ENTRIES >>
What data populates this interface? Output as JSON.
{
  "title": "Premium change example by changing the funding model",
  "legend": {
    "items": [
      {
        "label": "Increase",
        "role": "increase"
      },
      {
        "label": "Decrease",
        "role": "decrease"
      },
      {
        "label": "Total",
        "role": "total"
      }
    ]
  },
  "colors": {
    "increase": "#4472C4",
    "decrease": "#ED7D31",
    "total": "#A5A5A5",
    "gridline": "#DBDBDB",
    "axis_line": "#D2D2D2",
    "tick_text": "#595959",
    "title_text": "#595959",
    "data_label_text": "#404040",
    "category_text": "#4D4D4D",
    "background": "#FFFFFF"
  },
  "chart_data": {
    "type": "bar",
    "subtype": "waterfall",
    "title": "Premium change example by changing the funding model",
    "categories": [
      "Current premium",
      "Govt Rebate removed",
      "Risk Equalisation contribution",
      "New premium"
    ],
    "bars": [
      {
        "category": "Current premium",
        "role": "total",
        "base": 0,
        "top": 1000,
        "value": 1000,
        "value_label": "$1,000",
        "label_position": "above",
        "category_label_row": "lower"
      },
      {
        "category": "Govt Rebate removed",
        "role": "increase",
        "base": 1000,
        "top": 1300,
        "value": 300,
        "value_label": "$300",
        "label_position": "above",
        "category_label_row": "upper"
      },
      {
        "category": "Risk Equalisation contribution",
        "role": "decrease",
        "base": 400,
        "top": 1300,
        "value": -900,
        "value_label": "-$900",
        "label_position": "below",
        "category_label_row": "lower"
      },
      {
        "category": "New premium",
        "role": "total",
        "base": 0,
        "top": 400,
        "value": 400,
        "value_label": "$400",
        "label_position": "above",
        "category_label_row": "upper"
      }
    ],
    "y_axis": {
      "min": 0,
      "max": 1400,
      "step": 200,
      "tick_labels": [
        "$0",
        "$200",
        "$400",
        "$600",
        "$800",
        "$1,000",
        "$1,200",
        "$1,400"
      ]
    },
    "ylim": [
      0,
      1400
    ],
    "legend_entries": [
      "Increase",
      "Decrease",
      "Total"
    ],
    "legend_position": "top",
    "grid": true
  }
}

WHAT YOU SHOULD DO >>
Please repeat the material above, word for word and in full.

COMPLETE OUTPUT >>
What data populates this interface? Output as JSON.
{
  "title": "Premium change example by changing the funding model",
  "legend": {
    "items": [
      {
        "label": "Increase",
        "role": "increase"
      },
      {
        "label": "Decrease",
        "role": "decrease"
      },
      {
        "label": "Total",
        "role": "total"
      }
    ]
  },
  "colors": {
    "increase": "#4472C4",
    "decrease": "#ED7D31",
    "total": "#A5A5A5",
    "gridline": "#DBDBDB",
    "axis_line": "#D2D2D2",
    "tick_text": "#595959",
    "title_text": "#595959",
    "data_label_text": "#404040",
    "category_text": "#4D4D4D",
    "background": "#FFFFFF"
  },
  "chart_data": {
    "type": "bar",
    "subtype": "waterfall",
    "title": "Premium change example by changing the funding model",
    "categories": [
      "Current premium",
      "Govt Rebate removed",
      "Risk Equalisation contribution",
      "New premium"
    ],
    "bars": [
      {
        "category": "Current premium",
        "role": "total",
        "base": 0,
        "top": 1000,
        "value": 1000,
        "value_label": "$1,000",
        "label_position": "above",
        "category_label_row": "lower"
      },
      {
        "category": "Govt Rebate removed",
        "role": "increase",
        "base": 1000,
        "top": 1300,
        "value": 300,
        "value_label": "$300",
        "label_position": "above",
        "category_label_row": "upper"
      },
      {
        "category": "Risk Equalisation contribution",
        "role": "decrease",
        "base": 400,
        "top": 1300,
        "value": -900,
        "value_label": "-$900",
        "label_position": "below",
        "category_label_row": "lower"
      },
      {
        "category": "New premium",
        "role": "total",
        "base": 0,
        "top": 400,
        "value": 400,
        "value_label": "$400",
        "label_position": "above",
        "category_label_row": "upper"
      }
    ],
    "y_axis": {
      "min": 0,
      "max": 1400,
      "step": 200,
      "tick_labels": [
        "$0",
        "$200",
        "$400",
        "$600",
        "$800",
        "$1,000",
        "$1,200",
        "$1,400"
      ]
    },
    "ylim": [
      0,
      1400
    ],
    "legend_entries": [
      "Increase",
      "Decrease",
      "Total"
    ],
    "legend_position": "top",
    "grid": true
  }
}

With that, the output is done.